▶ [WRITTEN PROBLEM] Write the data out again exactly, with no pictures.

▶ [RECORDS SHOWN]
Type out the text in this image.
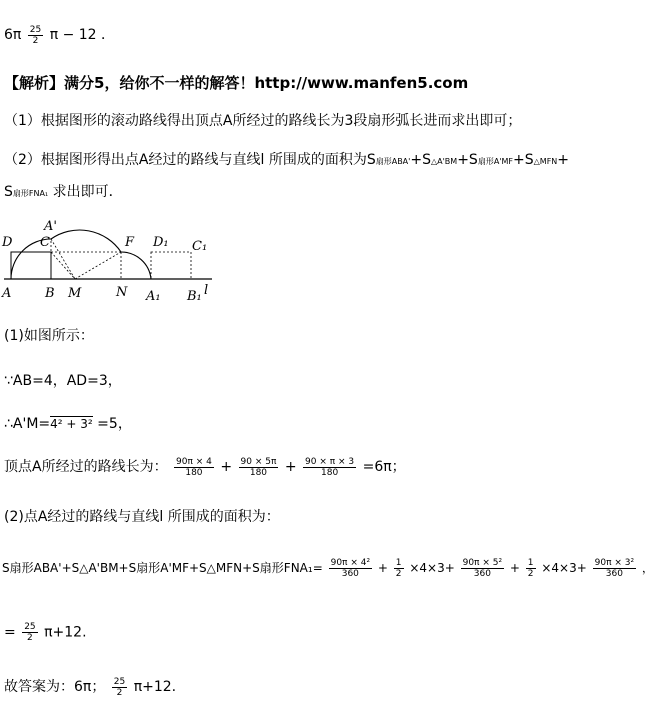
$6\pi \frac{25}{2}$ π − 12 ．
【解析】满分5，给你不一样的解答！http://www.manfen5.com
（1）根据图形的滚动路线得出顶点A所经过的路线长为3段扇形弧长进而求出即可；
（2）根据图形得出点A经过的路线与直线l 所围成的面积为S扇形ABA'+S△A'BM+S扇形A'MF+S△MFN+
S扇形FNA₁ 求出即可．
D
A'
C	F D₁ C₁
A	B M	N A₁ B₁ l
(1)如图所示：
∵AB=4，AD=3，
∴A'M=4² + 3² =5，
顶点A所经过的路线长为： $\frac{90\pi \times 4}{180} + \frac{90 \times 5\pi}{180} + \frac{90 \times \pi \times 3}{180} =6\pi$；
(2)点A经过的路线与直线l 所围成的面积为：
S扇形ABA'+S△A'BM+S扇形A'MF+S△MFN+S扇形$FNA_1= \frac{\text{90π × 4²}}{360} + \frac{1}{2} \times 4\times 3+ \frac{\text{90π × 5²}}{360} + \frac{1}{2} \times 4\times 3+ \frac{\text{90π × 3²}}{360}$ ，
= $\frac{25}{2} \pi+12$.
故答案为：6π； $\frac{25}{2} \pi+12$.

▶ [OUTPUT FOR THIS EXERCISE]
Type out the text in this image.
$6\pi \frac{25}{2}$ π − 12 ．
【解析】满分5，给你不一样的解答！http://www.manfen5.com
（1）根据图形的滚动路线得出顶点A所经过的路线长为3段扇形弧长进而求出即可；
（2）根据图形得出点A经过的路线与直线l 所围成的面积为S扇形ABA'+S△A'BM+S扇形A'MF+S△MFN+
S扇形FNA₁ 求出即可．
D
A'
C	F D₁ C₁
A	B M	N A₁ B₁ l
(1)如图所示：
∵AB=4，AD=3，
∴A'M=4² + 3² =5，
顶点A所经过的路线长为： $\frac{90\pi \times 4}{180} + \frac{90 \times 5\pi}{180} + \frac{90 \times \pi \times 3}{180} =6\pi$；
(2)点A经过的路线与直线l 所围成的面积为：
S扇形ABA'+S△A'BM+S扇形A'MF+S△MFN+S扇形$FNA_1= \frac{\text{90π × 4²}}{360} + \frac{1}{2} \times 4\times 3+ \frac{\text{90π × 5²}}{360} + \frac{1}{2} \times 4\times 3+ \frac{\text{90π × 3²}}{360}$ ，
= $\frac{25}{2} \pi+12$.
故答案为：6π； $\frac{25}{2} \pi+12$.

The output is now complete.